Task requirements: Select lines where the word "screenshot" appears.

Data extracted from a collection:
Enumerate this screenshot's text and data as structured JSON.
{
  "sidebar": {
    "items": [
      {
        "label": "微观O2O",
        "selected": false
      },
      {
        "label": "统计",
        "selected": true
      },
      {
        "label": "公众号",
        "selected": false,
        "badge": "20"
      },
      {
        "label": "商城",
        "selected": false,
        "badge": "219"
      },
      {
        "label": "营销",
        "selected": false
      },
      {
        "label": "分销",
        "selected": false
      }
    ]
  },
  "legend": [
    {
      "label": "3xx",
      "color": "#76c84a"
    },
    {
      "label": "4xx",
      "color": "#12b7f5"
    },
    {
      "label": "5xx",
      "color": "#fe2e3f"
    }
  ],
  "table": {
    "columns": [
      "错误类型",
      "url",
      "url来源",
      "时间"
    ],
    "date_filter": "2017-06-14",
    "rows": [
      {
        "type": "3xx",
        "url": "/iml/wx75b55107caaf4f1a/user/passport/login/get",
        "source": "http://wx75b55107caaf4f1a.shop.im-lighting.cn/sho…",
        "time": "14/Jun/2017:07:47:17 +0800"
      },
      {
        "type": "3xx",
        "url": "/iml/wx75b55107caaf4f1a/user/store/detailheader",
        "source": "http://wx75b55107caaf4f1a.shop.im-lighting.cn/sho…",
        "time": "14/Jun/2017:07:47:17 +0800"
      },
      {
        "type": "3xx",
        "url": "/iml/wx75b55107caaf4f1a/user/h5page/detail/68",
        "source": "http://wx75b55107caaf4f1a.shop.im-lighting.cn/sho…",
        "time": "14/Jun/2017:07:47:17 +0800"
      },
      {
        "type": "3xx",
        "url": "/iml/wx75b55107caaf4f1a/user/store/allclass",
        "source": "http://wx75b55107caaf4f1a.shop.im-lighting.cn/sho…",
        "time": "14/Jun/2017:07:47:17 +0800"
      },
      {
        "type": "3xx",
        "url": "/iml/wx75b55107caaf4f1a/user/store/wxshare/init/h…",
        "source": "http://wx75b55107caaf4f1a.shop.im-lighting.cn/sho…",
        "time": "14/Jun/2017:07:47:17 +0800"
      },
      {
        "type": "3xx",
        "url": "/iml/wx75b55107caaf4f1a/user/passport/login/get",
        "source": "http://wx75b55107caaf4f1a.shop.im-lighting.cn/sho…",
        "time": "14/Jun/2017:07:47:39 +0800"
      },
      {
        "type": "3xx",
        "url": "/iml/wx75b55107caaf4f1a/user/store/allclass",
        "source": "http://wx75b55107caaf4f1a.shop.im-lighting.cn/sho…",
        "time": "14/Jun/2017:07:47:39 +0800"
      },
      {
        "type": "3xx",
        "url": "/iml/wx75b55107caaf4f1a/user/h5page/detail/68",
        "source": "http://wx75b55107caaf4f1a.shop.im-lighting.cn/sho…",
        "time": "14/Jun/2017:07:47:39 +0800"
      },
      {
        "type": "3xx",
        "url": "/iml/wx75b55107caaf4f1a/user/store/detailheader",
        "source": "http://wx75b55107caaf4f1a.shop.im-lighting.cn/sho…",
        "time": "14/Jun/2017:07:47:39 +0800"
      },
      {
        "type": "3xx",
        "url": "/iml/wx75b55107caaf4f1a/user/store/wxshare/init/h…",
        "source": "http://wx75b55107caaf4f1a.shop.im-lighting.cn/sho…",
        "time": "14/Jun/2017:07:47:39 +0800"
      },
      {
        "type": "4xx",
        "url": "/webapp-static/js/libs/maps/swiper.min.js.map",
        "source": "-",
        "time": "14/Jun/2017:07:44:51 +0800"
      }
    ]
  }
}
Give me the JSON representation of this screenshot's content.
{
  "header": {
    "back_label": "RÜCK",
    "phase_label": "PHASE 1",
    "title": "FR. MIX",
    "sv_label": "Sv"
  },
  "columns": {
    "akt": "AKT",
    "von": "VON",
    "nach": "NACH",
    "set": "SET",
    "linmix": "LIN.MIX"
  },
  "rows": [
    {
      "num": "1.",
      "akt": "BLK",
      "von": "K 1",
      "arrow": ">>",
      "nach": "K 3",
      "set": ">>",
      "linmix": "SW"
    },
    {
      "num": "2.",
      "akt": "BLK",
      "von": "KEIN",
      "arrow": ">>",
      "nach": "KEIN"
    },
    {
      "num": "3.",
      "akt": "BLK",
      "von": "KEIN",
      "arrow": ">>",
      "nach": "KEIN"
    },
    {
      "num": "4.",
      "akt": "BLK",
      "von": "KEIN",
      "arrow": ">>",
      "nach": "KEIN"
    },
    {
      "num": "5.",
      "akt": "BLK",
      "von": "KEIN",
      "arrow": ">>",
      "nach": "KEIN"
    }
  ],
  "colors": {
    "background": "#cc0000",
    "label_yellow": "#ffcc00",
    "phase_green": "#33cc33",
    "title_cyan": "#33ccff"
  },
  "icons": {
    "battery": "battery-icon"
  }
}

Result:
Enumerate this screenshot's text and data as structured JSON.
Give me the JSON representation of this screenshot's content.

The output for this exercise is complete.